── DATA FOR THIS TASK
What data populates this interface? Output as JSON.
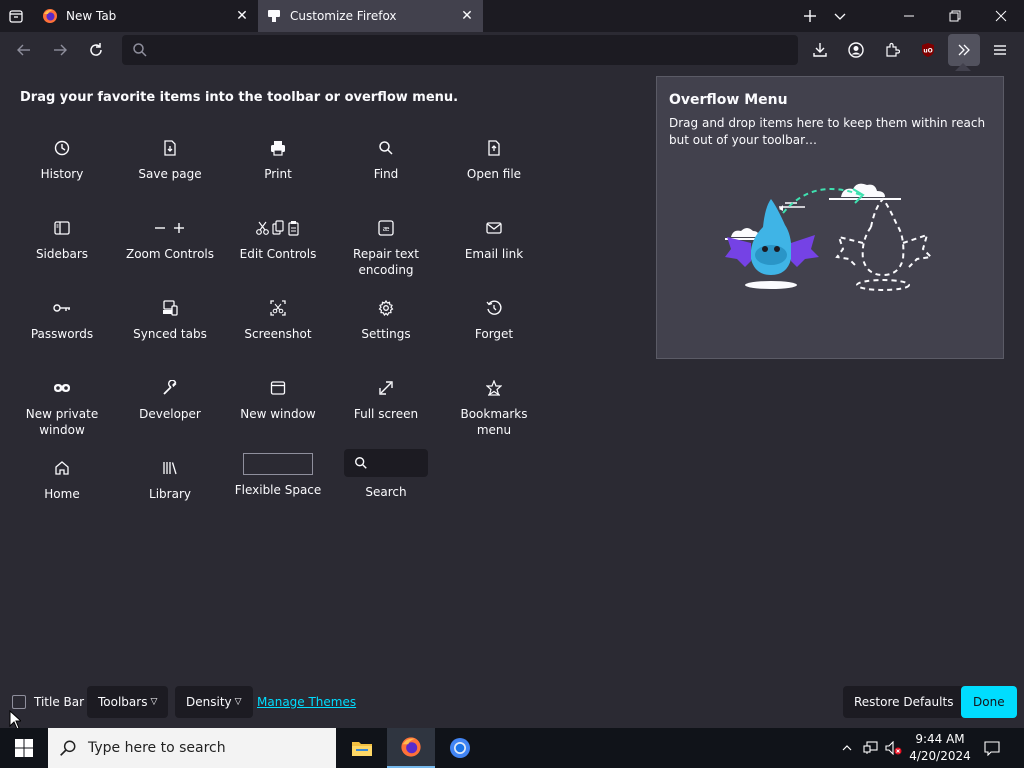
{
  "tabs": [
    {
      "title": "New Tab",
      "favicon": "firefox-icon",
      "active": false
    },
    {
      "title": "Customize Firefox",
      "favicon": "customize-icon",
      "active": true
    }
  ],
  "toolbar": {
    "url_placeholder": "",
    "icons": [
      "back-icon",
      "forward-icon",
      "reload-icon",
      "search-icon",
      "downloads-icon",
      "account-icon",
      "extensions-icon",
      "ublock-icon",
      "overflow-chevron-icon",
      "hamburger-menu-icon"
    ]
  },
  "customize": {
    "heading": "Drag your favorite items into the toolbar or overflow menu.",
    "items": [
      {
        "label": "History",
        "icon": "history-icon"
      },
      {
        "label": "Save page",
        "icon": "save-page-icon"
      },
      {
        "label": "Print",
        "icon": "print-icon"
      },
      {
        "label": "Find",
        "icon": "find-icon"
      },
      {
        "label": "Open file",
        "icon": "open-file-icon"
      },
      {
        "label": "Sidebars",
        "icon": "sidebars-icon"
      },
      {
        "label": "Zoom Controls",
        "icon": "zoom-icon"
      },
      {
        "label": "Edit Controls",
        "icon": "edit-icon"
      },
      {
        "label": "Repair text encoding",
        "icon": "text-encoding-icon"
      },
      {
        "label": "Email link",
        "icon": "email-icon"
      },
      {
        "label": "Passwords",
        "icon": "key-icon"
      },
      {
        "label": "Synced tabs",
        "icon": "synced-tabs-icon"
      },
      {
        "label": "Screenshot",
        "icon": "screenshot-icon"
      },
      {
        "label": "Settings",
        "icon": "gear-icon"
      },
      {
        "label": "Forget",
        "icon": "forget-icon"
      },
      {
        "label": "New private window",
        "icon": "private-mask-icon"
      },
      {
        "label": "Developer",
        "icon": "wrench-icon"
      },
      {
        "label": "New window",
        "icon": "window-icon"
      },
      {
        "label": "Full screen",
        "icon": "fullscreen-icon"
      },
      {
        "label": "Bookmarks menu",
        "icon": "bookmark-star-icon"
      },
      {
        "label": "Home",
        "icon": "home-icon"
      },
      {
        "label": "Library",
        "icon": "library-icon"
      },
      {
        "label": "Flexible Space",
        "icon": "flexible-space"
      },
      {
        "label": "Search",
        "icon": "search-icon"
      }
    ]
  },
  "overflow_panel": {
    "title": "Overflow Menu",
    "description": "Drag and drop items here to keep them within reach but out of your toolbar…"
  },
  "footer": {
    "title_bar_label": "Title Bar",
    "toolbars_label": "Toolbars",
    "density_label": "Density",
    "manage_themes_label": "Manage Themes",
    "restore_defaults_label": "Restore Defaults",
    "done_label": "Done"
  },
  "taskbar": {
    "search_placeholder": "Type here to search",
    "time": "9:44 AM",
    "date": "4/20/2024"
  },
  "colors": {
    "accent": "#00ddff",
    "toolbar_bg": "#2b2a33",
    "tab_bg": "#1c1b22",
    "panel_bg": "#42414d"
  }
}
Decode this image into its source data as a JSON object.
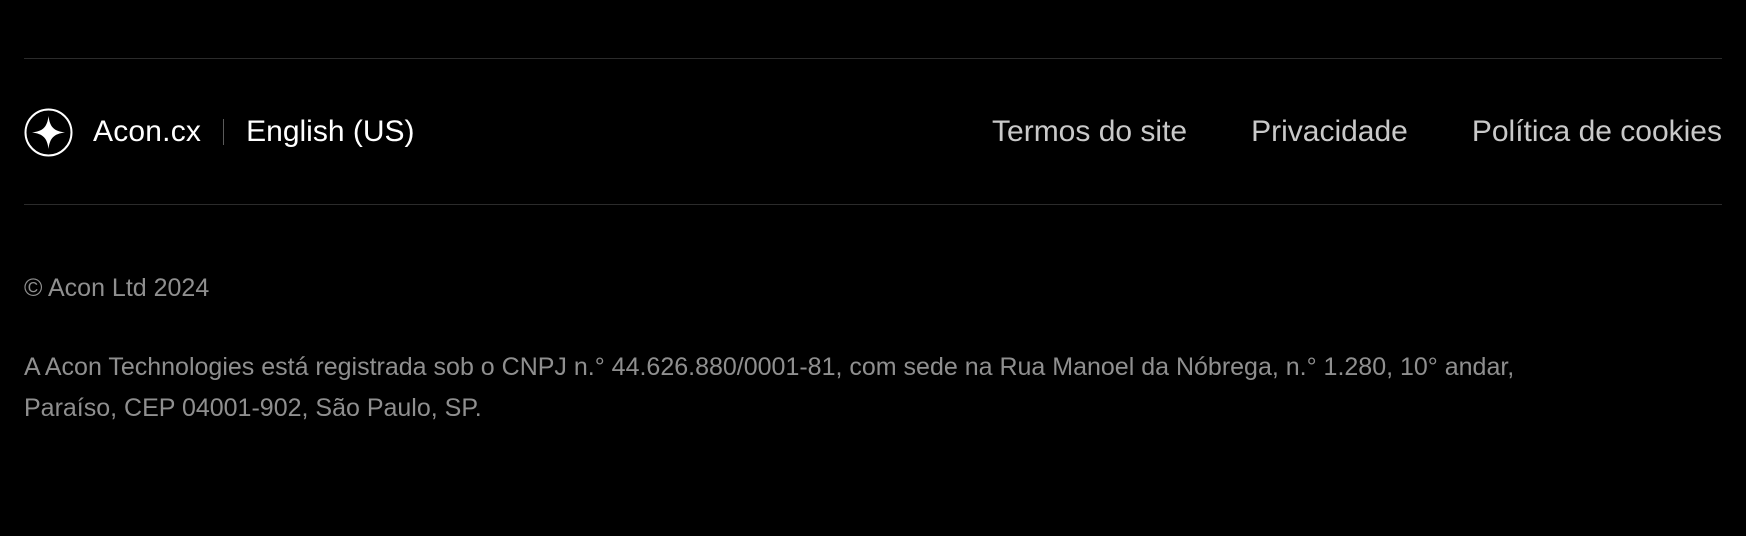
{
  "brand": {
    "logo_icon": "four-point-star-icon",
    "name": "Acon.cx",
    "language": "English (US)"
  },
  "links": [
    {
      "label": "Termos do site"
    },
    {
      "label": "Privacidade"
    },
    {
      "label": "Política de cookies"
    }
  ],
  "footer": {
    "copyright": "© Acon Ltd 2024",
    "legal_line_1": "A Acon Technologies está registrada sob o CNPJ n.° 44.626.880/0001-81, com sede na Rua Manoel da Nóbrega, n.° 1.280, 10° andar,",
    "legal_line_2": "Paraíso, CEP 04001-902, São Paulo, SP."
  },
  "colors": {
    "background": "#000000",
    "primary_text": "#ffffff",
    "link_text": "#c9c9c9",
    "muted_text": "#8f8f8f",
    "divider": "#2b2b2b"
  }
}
────
GOAL:
Transcribe the whole listing exactly. Pictures stay out of your copy.

EXERCISE OUTPUT:
What data populates this interface? Output as JSON.
{
  "tabs": [
    {
      "title": "New Tab",
      "favicon": "firefox-icon",
      "active": false
    },
    {
      "title": "Customize Firefox",
      "favicon": "customize-icon",
      "active": true
    }
  ],
  "toolbar": {
    "url_placeholder": "",
    "icons": [
      "back-icon",
      "forward-icon",
      "reload-icon",
      "search-icon",
      "downloads-icon",
      "account-icon",
      "extensions-icon",
      "ublock-icon",
      "overflow-chevron-icon",
      "hamburger-menu-icon"
    ]
  },
  "customize": {
    "heading": "Drag your favorite items into the toolbar or overflow menu.",
    "items": [
      {
        "label": "History",
        "icon": "history-icon"
      },
      {
        "label": "Save page",
        "icon": "save-page-icon"
      },
      {
        "label": "Print",
        "icon": "print-icon"
      },
      {
        "label": "Find",
        "icon": "find-icon"
      },
      {
        "label": "Open file",
        "icon": "open-file-icon"
      },
      {
        "label": "Sidebars",
        "icon": "sidebars-icon"
      },
      {
        "label": "Zoom Controls",
        "icon": "zoom-icon"
      },
      {
        "label": "Edit Controls",
        "icon": "edit-icon"
      },
      {
        "label": "Repair text encoding",
        "icon": "text-encoding-icon"
      },
      {
        "label": "Email link",
        "icon": "email-icon"
      },
      {
        "label": "Passwords",
        "icon": "key-icon"
      },
      {
        "label": "Synced tabs",
        "icon": "synced-tabs-icon"
      },
      {
        "label": "Screenshot",
        "icon": "screenshot-icon"
      },
      {
        "label": "Settings",
        "icon": "gear-icon"
      },
      {
        "label": "Forget",
        "icon": "forget-icon"
      },
      {
        "label": "New private window",
        "icon": "private-mask-icon"
      },
      {
        "label": "Developer",
        "icon": "wrench-icon"
      },
      {
        "label": "New window",
        "icon": "window-icon"
      },
      {
        "label": "Full screen",
        "icon": "fullscreen-icon"
      },
      {
        "label": "Bookmarks menu",
        "icon": "bookmark-star-icon"
      },
      {
        "label": "Home",
        "icon": "home-icon"
      },
      {
        "label": "Library",
        "icon": "library-icon"
      },
      {
        "label": "Flexible Space",
        "icon": "flexible-space"
      },
      {
        "label": "Search",
        "icon": "search-icon"
      }
    ]
  },
  "overflow_panel": {
    "title": "Overflow Menu",
    "description": "Drag and drop items here to keep them within reach but out of your toolbar…"
  },
  "footer": {
    "title_bar_label": "Title Bar",
    "toolbars_label": "Toolbars",
    "density_label": "Density",
    "manage_themes_label": "Manage Themes",
    "restore_defaults_label": "Restore Defaults",
    "done_label": "Done"
  },
  "taskbar": {
    "search_placeholder": "Type here to search",
    "time": "9:44 AM",
    "date": "4/20/2024"
  },
  "colors": {
    "accent": "#00ddff",
    "toolbar_bg": "#2b2a33",
    "tab_bg": "#1c1b22",
    "panel_bg": "#42414d"
  }
}
Decode this image into its source data as a JSON object.
{
  "brand": {
    "logo_icon": "four-point-star-icon",
    "name": "Acon.cx",
    "language": "English (US)"
  },
  "links": [
    {
      "label": "Termos do site"
    },
    {
      "label": "Privacidade"
    },
    {
      "label": "Política de cookies"
    }
  ],
  "footer": {
    "copyright": "© Acon Ltd 2024",
    "legal_line_1": "A Acon Technologies está registrada sob o CNPJ n.° 44.626.880/0001-81, com sede na Rua Manoel da Nóbrega, n.° 1.280, 10° andar,",
    "legal_line_2": "Paraíso, CEP 04001-902, São Paulo, SP."
  },
  "colors": {
    "background": "#000000",
    "primary_text": "#ffffff",
    "link_text": "#c9c9c9",
    "muted_text": "#8f8f8f",
    "divider": "#2b2b2b"
  }
}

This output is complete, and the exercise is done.